>> start
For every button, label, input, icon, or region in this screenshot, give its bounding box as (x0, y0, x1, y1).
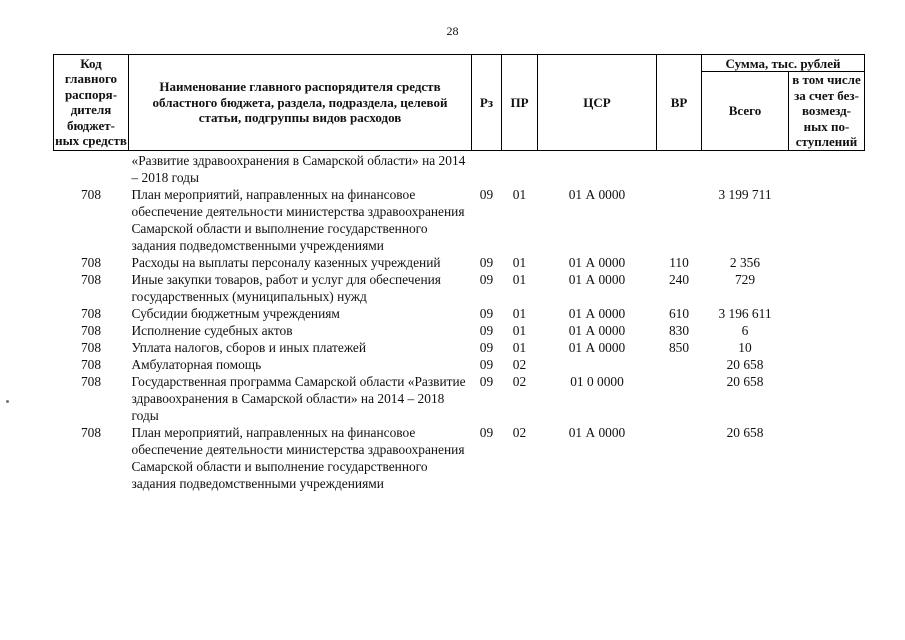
header-name: Наименование главного распорядителя средств областного бюджета, раздела, подраздела, целевой статьи, подгруппы видов расходов (129, 55, 472, 151)
cell-gratuitous (789, 150, 865, 186)
header-csr: ЦСР (538, 55, 657, 151)
cell-total: 6 (741, 322, 749, 338)
cell-gratuitous (789, 373, 865, 424)
cell-vr (657, 424, 702, 492)
cell-code: 708 (80, 339, 102, 355)
cell-pr: 02 (512, 356, 527, 372)
budget-table (53, 54, 865, 492)
cell-pr: 02 (512, 373, 527, 389)
cell-vr: 110 (669, 254, 689, 270)
table-row (54, 186, 865, 254)
cell-csr: 01 А 0000 (568, 271, 626, 287)
cell-csr (538, 356, 657, 373)
table-row (54, 150, 865, 186)
cell-name: План мероприятий, направленных на финансовое обеспечение деятельности министерства здравоохранения Самарской области и выполнение государственного задания подведомственными учреждениями (131, 186, 465, 253)
cell-pr: 01 (512, 305, 527, 321)
cell-total: 3 196 611 (718, 305, 772, 321)
cell-code: 708 (80, 424, 102, 440)
cell-csr: 01 А 0000 (568, 339, 626, 355)
cell-code: 708 (80, 356, 102, 372)
cell-total: 10 (738, 339, 752, 355)
cell-gratuitous (789, 322, 865, 339)
cell-name: Государственная программа Самарской области «Развитие здравоохранения в Самарской области» на 2014 – 2018 годы (131, 373, 466, 423)
cell-name: Уплата налогов, сборов и иных платежей (131, 339, 367, 355)
table-row (54, 356, 865, 373)
cell-gratuitous (789, 305, 865, 322)
cell-code: 708 (80, 322, 102, 338)
cell-csr: 01 0 0000 (570, 373, 624, 389)
scan-speck (6, 400, 9, 403)
table-body (54, 150, 865, 492)
header-gratuitous: в том числе за счет без-возмезд-ных по-ступлений (789, 72, 865, 151)
cell-total: 3 199 711 (718, 186, 772, 202)
cell-code: 708 (80, 373, 102, 389)
header-rz: Рз (472, 55, 502, 151)
cell-vr (657, 356, 702, 373)
cell-total: 20 658 (726, 373, 764, 389)
cell-total (702, 150, 789, 186)
cell-vr: 850 (668, 339, 690, 355)
cell-rz: 09 (479, 373, 494, 389)
cell-pr: 01 (512, 322, 527, 338)
cell-vr: 830 (668, 322, 690, 338)
cell-total: 20 658 (726, 356, 764, 372)
cell-rz: 09 (479, 271, 494, 287)
header-code: Код главного распоря-дителя бюджет-ных средств (55, 55, 127, 149)
cell-rz: 09 (479, 186, 494, 202)
cell-name: Амбулаторная помощь (131, 356, 262, 372)
table-row (54, 322, 865, 339)
cell-pr: 01 (512, 254, 527, 270)
table-row (54, 254, 865, 271)
cell-csr (538, 150, 657, 186)
cell-pr (502, 150, 538, 186)
cell-gratuitous (789, 339, 865, 356)
cell-vr (657, 373, 702, 424)
cell-gratuitous (789, 424, 865, 492)
cell-code: 708 (80, 271, 102, 287)
table-row (54, 339, 865, 356)
cell-total: 729 (734, 271, 756, 287)
table-row (54, 305, 865, 322)
table-row (54, 373, 865, 424)
cell-rz: 09 (479, 322, 494, 338)
cell-gratuitous (789, 254, 865, 271)
cell-pr: 01 (512, 339, 527, 355)
cell-name: Субсидии бюджетным учреждениям (131, 305, 340, 321)
cell-gratuitous (789, 271, 865, 305)
cell-rz: 09 (479, 424, 494, 440)
cell-csr: 01 А 0000 (568, 424, 626, 440)
cell-vr: 610 (668, 305, 690, 321)
cell-total: 20 658 (726, 424, 764, 440)
header-pr: ПР (502, 55, 538, 151)
header-total: Всего (702, 72, 789, 151)
cell-csr: 01 А 0000 (568, 186, 626, 202)
cell-rz: 09 (479, 339, 494, 355)
cell-pr: 01 (512, 271, 527, 287)
page-number: 28 (446, 24, 459, 38)
cell-pr: 01 (512, 186, 527, 202)
cell-name: План мероприятий, направленных на финансовое обеспечение деятельности министерства здравоохранения Самарской области и выполнение государственного задания подведомственными учреждениями (131, 424, 465, 491)
cell-name: Исполнение судебных актов (131, 322, 293, 338)
table-row (54, 271, 865, 305)
cell-code (54, 150, 129, 186)
cell-vr (657, 150, 702, 186)
cell-rz: 09 (479, 356, 494, 372)
cell-gratuitous (789, 356, 865, 373)
header-sum: Сумма, тыс. рублей (702, 55, 865, 72)
cell-rz: 09 (479, 254, 494, 270)
cell-name: «Развитие здравоохранения в Самарской области» на 2014 – 2018 годы (131, 152, 466, 185)
cell-csr: 01 А 0000 (568, 305, 626, 321)
cell-vr: 240 (668, 271, 690, 287)
table-header (54, 55, 865, 151)
header-vr: ВР (657, 55, 702, 151)
cell-pr: 02 (512, 424, 527, 440)
cell-rz: 09 (479, 305, 494, 321)
cell-vr (657, 186, 702, 254)
cell-code: 708 (80, 305, 102, 321)
table-row (54, 424, 865, 492)
cell-rz (472, 150, 502, 186)
cell-total: 2 356 (729, 254, 761, 270)
cell-code: 708 (80, 186, 102, 202)
cell-name: Расходы на выплаты персоналу казенных учреждений (131, 254, 441, 270)
cell-csr: 01 А 0000 (568, 322, 626, 338)
cell-code: 708 (80, 254, 102, 270)
cell-name: Иные закупки товаров, работ и услуг для обеспечения государственных (муниципальных) нужд (131, 271, 441, 304)
cell-csr: 01 А 0000 (568, 254, 626, 270)
cell-gratuitous (789, 186, 865, 254)
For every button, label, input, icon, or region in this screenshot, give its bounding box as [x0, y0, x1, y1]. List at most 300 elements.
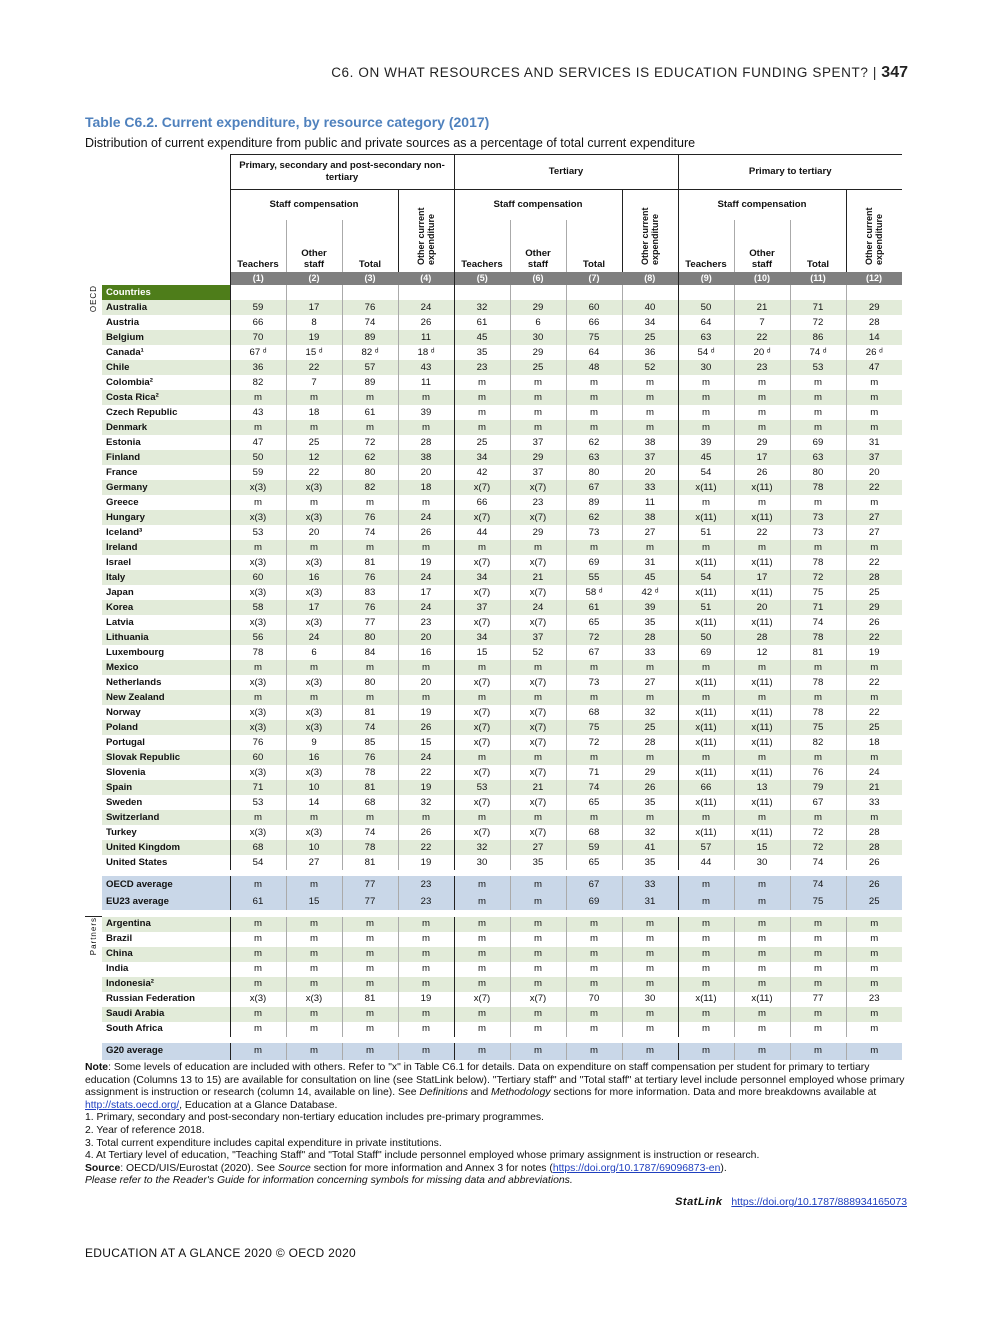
table-cell: 65	[566, 795, 622, 810]
table-cell: 39	[678, 435, 734, 450]
table-cell: 20	[846, 465, 902, 480]
table-cell: 22	[846, 630, 902, 645]
other-current-header-2: Other current expenditure	[622, 190, 678, 273]
table-cell: 32	[622, 825, 678, 840]
table-subtitle: Distribution of current expenditure from public and private sources as a percentage of total current expenditure	[85, 136, 696, 150]
table-cell: 29	[734, 435, 790, 450]
table-cell: 19	[846, 645, 902, 660]
table-cell: m	[230, 810, 286, 825]
table-cell: m	[510, 1007, 566, 1022]
table-cell: m	[790, 1022, 846, 1037]
table-cell: m	[286, 495, 342, 510]
other-current-header-3: Other current expenditure	[846, 190, 902, 273]
table-cell: m	[734, 1022, 790, 1037]
group-header-primary: Primary, secondary and post-secondary non-tertiary	[230, 155, 454, 190]
table-cell: m	[230, 1043, 286, 1060]
row-label: Portugal	[106, 736, 145, 748]
table-cell: 12	[286, 450, 342, 465]
table-cell: 51	[678, 600, 734, 615]
group-header-primary-to-tertiary: Primary to tertiary	[678, 155, 902, 190]
col-teachers: Teachers	[454, 220, 510, 272]
table-cell: x(11)	[678, 795, 734, 810]
table-cell: x(7)	[510, 992, 566, 1007]
table-cell: m	[230, 420, 286, 435]
table-cell: 37	[510, 465, 566, 480]
table-cell: 61	[566, 600, 622, 615]
table-cell: 72	[790, 315, 846, 330]
table-row	[85, 390, 902, 405]
table-cell: 81	[342, 992, 398, 1007]
table-cell: 66	[678, 780, 734, 795]
table-cell: m	[734, 893, 790, 910]
table-cell: m	[622, 750, 678, 765]
column-number: (4)	[398, 272, 454, 285]
table-cell: 67 ᵈ	[230, 345, 286, 360]
table-cell: m	[230, 690, 286, 705]
table-cell: 84	[342, 645, 398, 660]
table-cell: 75	[790, 893, 846, 910]
table-cell: m	[342, 660, 398, 675]
table-cell: m	[454, 977, 510, 992]
table-cell: m	[230, 390, 286, 405]
empty-cell	[678, 285, 734, 300]
table-cell: 23	[734, 360, 790, 375]
table-cell: m	[342, 947, 398, 962]
table-cell: m	[230, 660, 286, 675]
table-cell: m	[678, 690, 734, 705]
row-label: Canada¹	[106, 346, 144, 358]
table-cell: m	[286, 690, 342, 705]
table-cell: 22	[734, 330, 790, 345]
row-label: Ireland	[102, 540, 230, 555]
table-cell: 60	[230, 750, 286, 765]
empty-cell	[454, 285, 510, 300]
table-cell: m	[622, 405, 678, 420]
table-cell: 82 ᵈ	[342, 345, 398, 360]
table-cell: m	[510, 1022, 566, 1037]
row-label: Indonesia²	[102, 977, 230, 992]
table-cell: x(11)	[678, 825, 734, 840]
table-cell: 75	[566, 330, 622, 345]
table-cell: m	[342, 1007, 398, 1022]
table-cell: m	[846, 405, 902, 420]
other-current-header-1: Other current expenditure	[398, 190, 454, 273]
table-cell: m	[398, 495, 454, 510]
table-cell: 29	[846, 300, 902, 315]
table-cell: 64	[678, 315, 734, 330]
row-label: Netherlands	[106, 676, 162, 688]
row-label: Norway	[106, 706, 141, 718]
table-cell: x(11)	[734, 705, 790, 720]
row-label: Slovenia	[106, 766, 146, 778]
table-cell: 19	[398, 780, 454, 795]
column-number: (6)	[510, 272, 566, 285]
table-cell: 30	[678, 360, 734, 375]
table-cell: 24	[398, 570, 454, 585]
table-cell: x(11)	[678, 675, 734, 690]
col-other-staff: Other staff	[286, 220, 342, 272]
table-cell: 33	[622, 876, 678, 893]
table-row	[85, 855, 902, 870]
table-cell: 74	[790, 876, 846, 893]
table-cell: 12	[734, 645, 790, 660]
empty-cell	[342, 285, 398, 300]
table-cell: 26	[398, 315, 454, 330]
table-cell: 29	[846, 600, 902, 615]
average-row	[85, 893, 902, 910]
table-cell: 32	[622, 705, 678, 720]
table-cell: 77	[342, 876, 398, 893]
table-cell: 71	[230, 780, 286, 795]
table-cell: m	[286, 917, 342, 932]
definitions-term: Definitions	[419, 1087, 468, 1099]
table-cell: 7	[286, 375, 342, 390]
table-cell: 73	[566, 525, 622, 540]
table-cell: 33	[622, 480, 678, 495]
source-line	[85, 1163, 907, 1176]
table-row	[85, 315, 902, 330]
table-cell: m	[678, 660, 734, 675]
side-cell	[85, 917, 102, 1037]
table-row	[85, 690, 902, 705]
table-cell: m	[510, 876, 566, 893]
row-label: Australia	[102, 300, 230, 315]
table-cell: 36	[622, 345, 678, 360]
table-cell: m	[286, 1022, 342, 1037]
table-cell: m	[230, 977, 286, 992]
table-cell: m	[230, 932, 286, 947]
table-cell: m	[286, 1043, 342, 1060]
table-cell: 52	[510, 645, 566, 660]
table-cell: x(11)	[734, 480, 790, 495]
table-cell: 69	[566, 555, 622, 570]
row-label: Germany	[102, 480, 230, 495]
staff-comp-header-2: Staff compensation	[454, 190, 622, 221]
table-cell: 58	[230, 600, 286, 615]
table-cell: m	[734, 1007, 790, 1022]
row-label: Brazil	[106, 933, 133, 944]
table-cell: m	[790, 932, 846, 947]
table-cell: x(3)	[286, 825, 342, 840]
table-cell: 74	[790, 615, 846, 630]
table-cell: m	[230, 495, 286, 510]
table-cell: 28	[846, 570, 902, 585]
row-label: Greece	[106, 496, 139, 508]
table-cell: 56	[230, 630, 286, 645]
table-cell: 23	[398, 893, 454, 910]
table-cell: 25	[286, 435, 342, 450]
table-cell: 37	[846, 450, 902, 465]
table-cell: m	[734, 660, 790, 675]
table-cell: x(3)	[286, 765, 342, 780]
table-cell: m	[734, 810, 790, 825]
notes-section	[85, 1062, 907, 1188]
table-cell: 53	[230, 795, 286, 810]
table-cell: x(7)	[510, 795, 566, 810]
table-cell: x(7)	[454, 705, 510, 720]
table-row	[85, 300, 902, 315]
row-label: Turkey	[106, 826, 137, 838]
table-row	[85, 480, 902, 495]
table-cell: x(11)	[734, 585, 790, 600]
table-cell: m	[230, 876, 286, 893]
table-cell: x(11)	[678, 480, 734, 495]
table-row	[85, 932, 902, 947]
table-cell: 72	[790, 570, 846, 585]
empty-cell	[398, 285, 454, 300]
table-cell: m	[342, 390, 398, 405]
table-cell: 20	[734, 600, 790, 615]
table-cell: 19	[398, 555, 454, 570]
table-cell: m	[622, 932, 678, 947]
methodology-term: Methodology	[491, 1087, 551, 1099]
table-cell: x(11)	[678, 705, 734, 720]
empty-cell	[790, 285, 846, 300]
table-cell: 66	[230, 315, 286, 330]
table-cell: m	[230, 917, 286, 932]
table-cell: 89	[566, 495, 622, 510]
table-cell: m	[678, 977, 734, 992]
table-cell: m	[230, 1022, 286, 1037]
table-cell: m	[342, 420, 398, 435]
table-cell: 20	[286, 525, 342, 540]
row-label: Italy	[102, 570, 230, 585]
table-cell: 23	[846, 992, 902, 1007]
table-cell: 27	[846, 510, 902, 525]
table-row	[85, 345, 902, 360]
table-cell: x(3)	[230, 510, 286, 525]
row-label: Israel	[106, 556, 132, 568]
table-cell: 20	[398, 465, 454, 480]
table-row	[85, 570, 902, 585]
table-cell: m	[398, 947, 454, 962]
table-cell: 68	[566, 705, 622, 720]
table-cell: m	[790, 810, 846, 825]
table-cell: m	[510, 962, 566, 977]
table-cell: 10	[286, 840, 342, 855]
table-cell: m	[510, 540, 566, 555]
table-cell: 16	[398, 645, 454, 660]
table-cell: 44	[454, 525, 510, 540]
table-cell: 22	[846, 555, 902, 570]
col-total: Total	[342, 220, 398, 272]
table-cell: 33	[622, 645, 678, 660]
statlink-link[interactable]: https://doi.org/10.1787/888934165073	[731, 1197, 907, 1208]
table-cell: 50	[678, 630, 734, 645]
stats-oecd-link[interactable]: http://stats.oecd.org/	[85, 1099, 180, 1111]
table-cell: 20 ᵈ	[734, 345, 790, 360]
table-cell: m	[454, 420, 510, 435]
table-cell: m	[846, 977, 902, 992]
table-cell: 65	[566, 615, 622, 630]
table-row	[85, 947, 902, 962]
table-cell: 74	[342, 720, 398, 735]
table-cell: m	[454, 405, 510, 420]
table-cell: 22	[286, 360, 342, 375]
table-cell: 78	[342, 765, 398, 780]
table-cell: 34	[454, 450, 510, 465]
table-cell: 78	[790, 480, 846, 495]
table-cell: 22	[846, 675, 902, 690]
table-cell: m	[678, 750, 734, 765]
row-label: Slovak Republic	[102, 750, 230, 765]
table-cell: m	[566, 977, 622, 992]
table-cell: 30	[734, 855, 790, 870]
table-cell: x(3)	[286, 510, 342, 525]
table-cell: m	[454, 1007, 510, 1022]
table-row	[85, 600, 902, 615]
column-number: (7)	[566, 272, 622, 285]
table-cell: m	[454, 390, 510, 405]
table-cell: x(11)	[678, 555, 734, 570]
table-row	[85, 977, 902, 992]
table-cell: 30	[454, 855, 510, 870]
table-cell: m	[566, 917, 622, 932]
table-cell: 27	[622, 525, 678, 540]
table-cell: 38	[622, 510, 678, 525]
table-cell: m	[454, 876, 510, 893]
table-cell: 81	[790, 645, 846, 660]
table-cell: x(7)	[454, 675, 510, 690]
table-cell: 26 ᵈ	[846, 345, 902, 360]
table-cell: m	[510, 977, 566, 992]
table-cell: m	[790, 660, 846, 675]
row-label: Austria	[106, 316, 140, 328]
table-cell: m	[510, 810, 566, 825]
staff-comp-header-3: Staff compensation	[678, 190, 846, 221]
table-cell: 78	[790, 555, 846, 570]
table-cell: 21	[734, 300, 790, 315]
row-label: France	[106, 466, 138, 478]
table-cell: 37	[454, 600, 510, 615]
footnote-3: 3. Total current expenditure includes capital expenditure in private institutions.	[85, 1137, 442, 1149]
table-row	[85, 540, 902, 555]
table-cell: m	[454, 540, 510, 555]
table-cell: m	[398, 977, 454, 992]
table-cell: 64	[566, 345, 622, 360]
table-row	[85, 465, 902, 480]
table-cell: m	[454, 660, 510, 675]
table-cell: m	[678, 405, 734, 420]
statlink-logo: StatLink	[675, 1196, 723, 1208]
oecd-side-cell	[85, 285, 102, 870]
table-row	[85, 450, 902, 465]
table-cell: 72	[566, 630, 622, 645]
table-cell: 62	[566, 510, 622, 525]
table-cell: 28	[846, 825, 902, 840]
table-cell: x(7)	[510, 480, 566, 495]
row-label: China	[102, 947, 230, 962]
col-teachers: Teachers	[678, 220, 734, 272]
table-cell: m	[622, 977, 678, 992]
table-cell: m	[734, 690, 790, 705]
table-cell: x(11)	[734, 765, 790, 780]
table-cell: 8	[286, 315, 342, 330]
table-cell: m	[286, 660, 342, 675]
table-cell: m	[342, 1022, 398, 1037]
row-label: New Zealand	[102, 690, 230, 705]
table-cell: 74	[342, 525, 398, 540]
table-cell: 80	[566, 465, 622, 480]
table-cell: 74	[790, 855, 846, 870]
table-cell: 45	[678, 450, 734, 465]
table-cell: 54	[678, 465, 734, 480]
table-cell: 78	[790, 630, 846, 645]
row-label: Hungary	[102, 510, 230, 525]
table-cell: x(3)	[286, 720, 342, 735]
table-row	[85, 825, 902, 840]
table-cell: m	[566, 540, 622, 555]
footnote-2: 2. Year of reference 2018.	[85, 1124, 205, 1136]
table-cell: 83	[342, 585, 398, 600]
table-cell: 63	[566, 450, 622, 465]
empty-cell	[566, 285, 622, 300]
source-word: Source	[277, 1162, 311, 1174]
row-label: Luxembourg	[106, 646, 165, 658]
table-cell: 34	[622, 315, 678, 330]
table-cell: 19	[398, 705, 454, 720]
running-head-separator: |	[872, 65, 877, 80]
table-cell: 80	[342, 675, 398, 690]
table-cell: m	[678, 876, 734, 893]
table-cell: m	[846, 1007, 902, 1022]
table-cell: 35	[622, 615, 678, 630]
table-cell: m	[846, 750, 902, 765]
row-label: Switzerland	[102, 810, 230, 825]
row-label: Sweden	[106, 796, 143, 808]
table-cell: m	[398, 1043, 454, 1060]
table-cell: m	[846, 1043, 902, 1060]
table-cell: 57	[678, 840, 734, 855]
table-cell: 39	[622, 600, 678, 615]
table-row	[85, 405, 902, 420]
table-cell: x(7)	[510, 615, 566, 630]
table-cell: m	[398, 932, 454, 947]
table-cell: m	[286, 420, 342, 435]
table-cell: 15	[286, 893, 342, 910]
footnote-4: 4. At Tertiary level of education, "Teaching Staff" and "Total Staff" include personnel employed whose primary assignment is instruction or research.	[85, 1150, 760, 1162]
table-cell: m	[790, 540, 846, 555]
row-label: Costa Rica²	[102, 390, 230, 405]
table-cell: 35	[622, 795, 678, 810]
table-cell: 24	[846, 765, 902, 780]
table-cell: 35	[454, 345, 510, 360]
column-number: (12)	[846, 272, 902, 285]
table-cell: 33	[846, 795, 902, 810]
table-cell: 68	[566, 825, 622, 840]
table-row	[85, 962, 902, 977]
table-cell: x(3)	[286, 555, 342, 570]
table-cell: 20	[398, 675, 454, 690]
table-row	[85, 1007, 902, 1022]
table-cell: x(7)	[454, 992, 510, 1007]
table-row	[85, 780, 902, 795]
table-cell: 80	[342, 630, 398, 645]
col-other-staff: Other staff	[510, 220, 566, 272]
table-cell: 63	[678, 330, 734, 345]
table-cell: 23	[510, 495, 566, 510]
table-cell: 47	[230, 435, 286, 450]
table-cell: 18 ᵈ	[398, 345, 454, 360]
source-doi-link[interactable]: https://doi.org/10.1787/69096873-en	[552, 1162, 721, 1174]
table-cell: m	[846, 420, 902, 435]
table-cell: m	[286, 947, 342, 962]
table-cell: x(3)	[230, 615, 286, 630]
table-cell: 67	[566, 645, 622, 660]
table-cell: 27	[286, 855, 342, 870]
table-cell: 17	[734, 450, 790, 465]
table-cell: 75	[790, 720, 846, 735]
>> end
Repeat only the lines from the one containing "header-name: Наименование главного" down through the one containing "cell-pr: 02 (512, 373, 527, 389)", renaming "cell-pr" to "cell-subsection" and changing nothing else.

header-name: Наименование главного распорядителя средств областного бюджета, раздела, подраздела, целевой статьи, подгруппы видов расходов (129, 55, 472, 151)
cell-gratuitous (789, 150, 865, 186)
header-csr: ЦСР (538, 55, 657, 151)
cell-total: 6 (741, 322, 749, 338)
cell-gratuitous (789, 373, 865, 424)
cell-vr (657, 424, 702, 492)
cell-code: 708 (80, 339, 102, 355)
cell-subsection: 02 (512, 356, 527, 372)
budget-table (53, 54, 865, 492)
cell-subsection: 02 (512, 373, 527, 389)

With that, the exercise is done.